Given task =>
Leave out the pictures and repeat the rest of the material exactly.

Saved entries
################

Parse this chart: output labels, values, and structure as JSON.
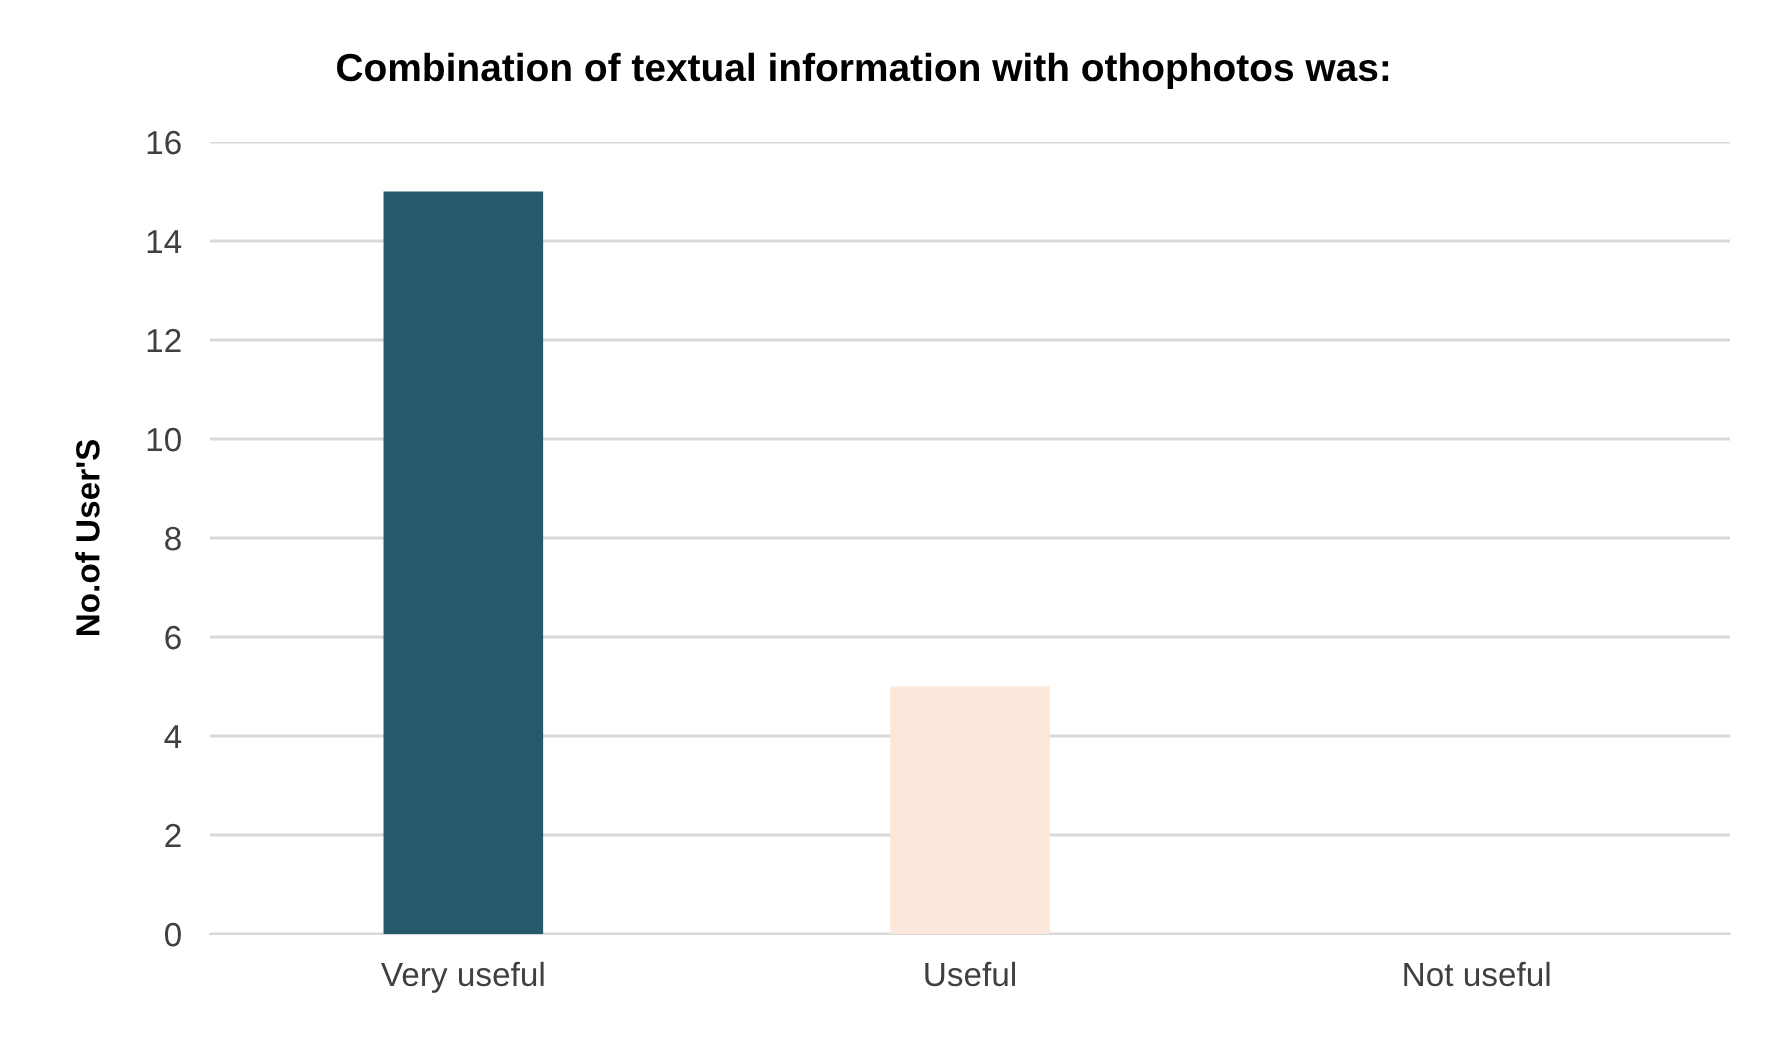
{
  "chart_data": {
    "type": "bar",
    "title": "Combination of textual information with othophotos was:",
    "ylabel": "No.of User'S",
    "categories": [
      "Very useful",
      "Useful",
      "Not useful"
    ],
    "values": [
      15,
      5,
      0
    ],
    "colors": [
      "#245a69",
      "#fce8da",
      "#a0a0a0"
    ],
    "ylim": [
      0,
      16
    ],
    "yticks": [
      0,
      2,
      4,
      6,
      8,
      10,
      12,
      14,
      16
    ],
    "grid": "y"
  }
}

################

Answer to this task =>
Parse this chart: output labels, values, and structure as JSON.
{
  "chart_data": {
    "type": "bar",
    "title": "Combination of textual information with othophotos was:",
    "ylabel": "No.of User'S",
    "categories": [
      "Very useful",
      "Useful",
      "Not useful"
    ],
    "values": [
      15,
      5,
      0
    ],
    "colors": [
      "#245a69",
      "#fce8da",
      "#a0a0a0"
    ],
    "ylim": [
      0,
      16
    ],
    "yticks": [
      0,
      2,
      4,
      6,
      8,
      10,
      12,
      14,
      16
    ],
    "grid": "y"
  }
}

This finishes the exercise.